▶ _REQUEST_
Give every line back verbatim, dropping all images.

+===+

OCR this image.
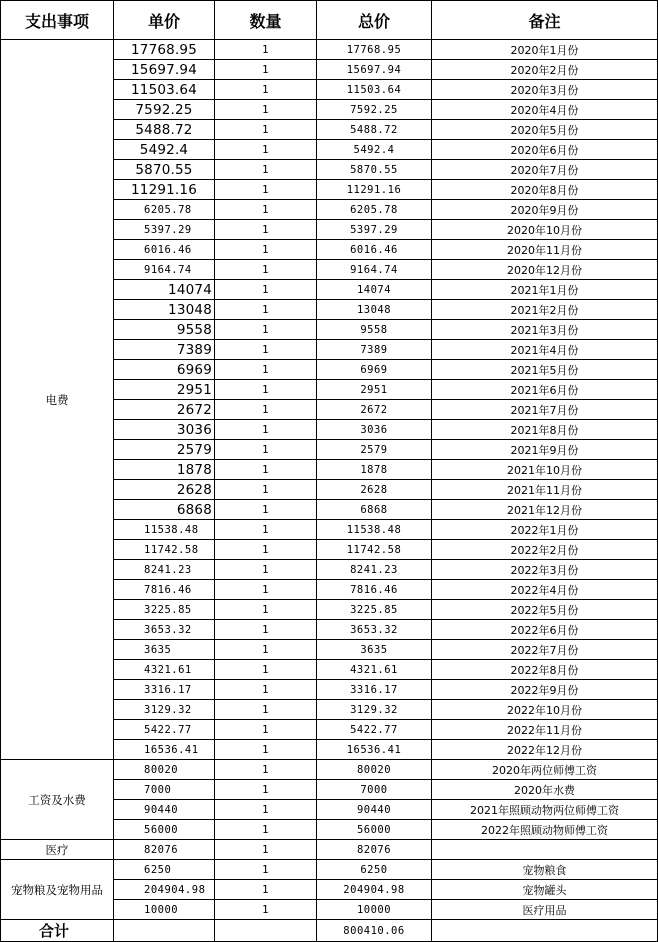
支出事项	单价	数量	总价	备注
电费	17768.95	1	17768.95	2020年1月份
	15697.94	1	15697.94	2020年2月份
	11503.64	1	11503.64	2020年3月份
	7592.25	1	7592.25	2020年4月份
	5488.72	1	5488.72	2020年5月份
	5492.4	1	5492.4	2020年6月份
	5870.55	1	5870.55	2020年7月份
	11291.16	1	11291.16	2020年8月份
	6205.78	1	6205.78	2020年9月份
	5397.29	1	5397.29	2020年10月份
	6016.46	1	6016.46	2020年11月份
	9164.74	1	9164.74	2020年12月份
	14074	1	14074	2021年1月份
	13048	1	13048	2021年2月份
	9558	1	9558	2021年3月份
	7389	1	7389	2021年4月份
	6969	1	6969	2021年5月份
	2951	1	2951	2021年6月份
	2672	1	2672	2021年7月份
	3036	1	3036	2021年8月份
	2579	1	2579	2021年9月份
	1878	1	1878	2021年10月份
	2628	1	2628	2021年11月份
	6868	1	6868	2021年12月份
	11538.48	1	11538.48	2022年1月份
	11742.58	1	11742.58	2022年2月份
	8241.23	1	8241.23	2022年3月份
	7816.46	1	7816.46	2022年4月份
	3225.85	1	3225.85	2022年5月份
	3653.32	1	3653.32	2022年6月份
	3635	1	3635	2022年7月份
	4321.61	1	4321.61	2022年8月份
	3316.17	1	3316.17	2022年9月份
	3129.32	1	3129.32	2022年10月份
	5422.77	1	5422.77	2022年11月份
	16536.41	1	16536.41	2022年12月份
工资及水费	80020	1	80020	2020年两位师傅工资
	7000	1	7000	2020年水费
	90440	1	90440	2021年照顾动物两位师傅工资
	56000	1	56000	2022年照顾动物师傅工资
医疗	82076	1	82076	
宠物粮及宠物用品	6250	1	6250	宠物粮食
	204904.98	1	204904.98	宠物罐头
	10000	1	10000	医疗用品
合计			800410.06	
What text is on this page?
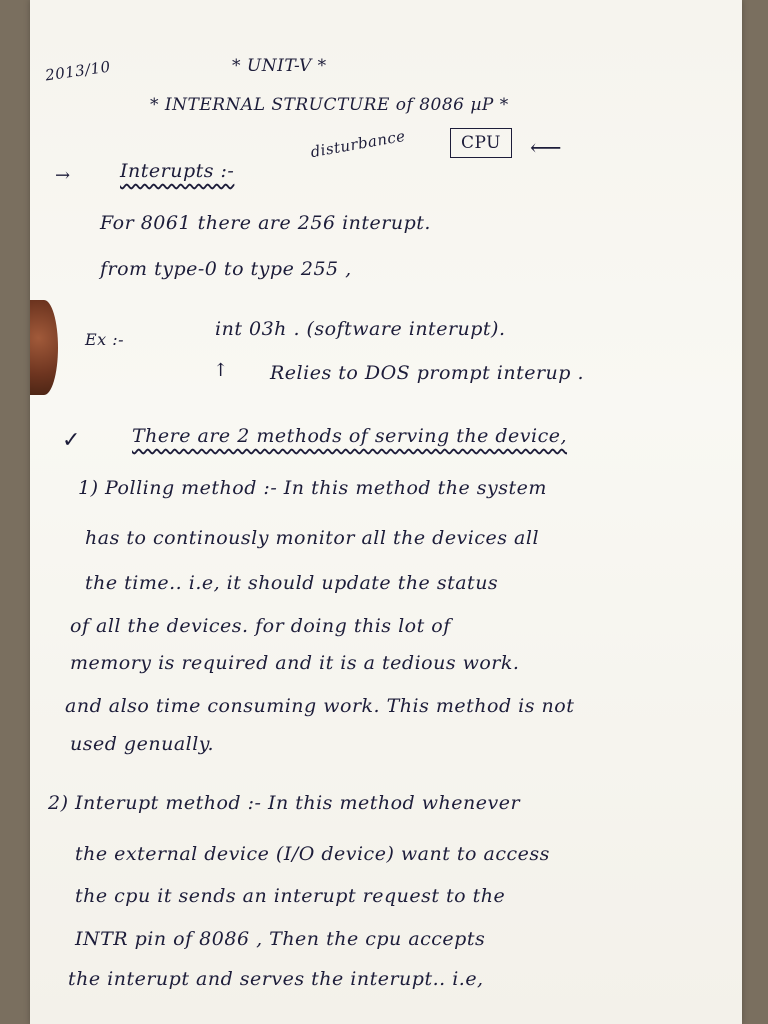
2013/10	* UNIT-V *
* INTERNAL STRUCTURE of 8086 µP *
→	Interupts :-
disturbance	CPU	⟵
For 8061 there are 256 interupt.
from type-0 to type 255 ,
Ex :-	int 03h . (software interupt).
↑ Relies to DOS prompt interup .
✓	There are 2 methods of serving the device,
1) Polling method :- In this method the system
has to continously monitor all the devices all
the time.. i.e, it should update the status
of all the devices. for doing this lot of
memory is required and it is a tedious work.
and also time consuming work. This method is not
used genually.
2) Interupt method :- In this method whenever
the external device (I/O device) want to access
the cpu it sends an interupt request to the
INTR pin of 8086 , Then the cpu accepts
the interupt and serves the interupt.. i.e,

+===+

▶ _RIGHT ANSWER_
OCR this image.
支出事项	单价	数量	总价	备注
电费	17768.95	1	17768.95	2020年1月份
	15697.94	1	15697.94	2020年2月份
	11503.64	1	11503.64	2020年3月份
	7592.25	1	7592.25	2020年4月份
	5488.72	1	5488.72	2020年5月份
	5492.4	1	5492.4	2020年6月份
	5870.55	1	5870.55	2020年7月份
	11291.16	1	11291.16	2020年8月份
	6205.78	1	6205.78	2020年9月份
	5397.29	1	5397.29	2020年10月份
	6016.46	1	6016.46	2020年11月份
	9164.74	1	9164.74	2020年12月份
	14074	1	14074	2021年1月份
	13048	1	13048	2021年2月份
	9558	1	9558	2021年3月份
	7389	1	7389	2021年4月份
	6969	1	6969	2021年5月份
	2951	1	2951	2021年6月份
	2672	1	2672	2021年7月份
	3036	1	3036	2021年8月份
	2579	1	2579	2021年9月份
	1878	1	1878	2021年10月份
	2628	1	2628	2021年11月份
	6868	1	6868	2021年12月份
	11538.48	1	11538.48	2022年1月份
	11742.58	1	11742.58	2022年2月份
	8241.23	1	8241.23	2022年3月份
	7816.46	1	7816.46	2022年4月份
	3225.85	1	3225.85	2022年5月份
	3653.32	1	3653.32	2022年6月份
	3635	1	3635	2022年7月份
	4321.61	1	4321.61	2022年8月份
	3316.17	1	3316.17	2022年9月份
	3129.32	1	3129.32	2022年10月份
	5422.77	1	5422.77	2022年11月份
	16536.41	1	16536.41	2022年12月份
工资及水费	80020	1	80020	2020年两位师傅工资
	7000	1	7000	2020年水费
	90440	1	90440	2021年照顾动物两位师傅工资
	56000	1	56000	2022年照顾动物师傅工资
医疗	82076	1	82076	
宠物粮及宠物用品	6250	1	6250	宠物粮食
	204904.98	1	204904.98	宠物罐头
	10000	1	10000	医疗用品
合计			800410.06	
What text is on this page?
2013/10	* UNIT-V *
* INTERNAL STRUCTURE of 8086 µP *
→	Interupts :-
disturbance	CPU	⟵
For 8061 there are 256 interupt.
from type-0 to type 255 ,
Ex :-	int 03h . (software interupt).
↑ Relies to DOS prompt interup .
✓	There are 2 methods of serving the device,
1) Polling method :- In this method the system
has to continously monitor all the devices all
the time.. i.e, it should update the status
of all the devices. for doing this lot of
memory is required and it is a tedious work.
and also time consuming work. This method is not
used genually.
2) Interupt method :- In this method whenever
the external device (I/O device) want to access
the cpu it sends an interupt request to the
INTR pin of 8086 , Then the cpu accepts
the interupt and serves the interupt.. i.e,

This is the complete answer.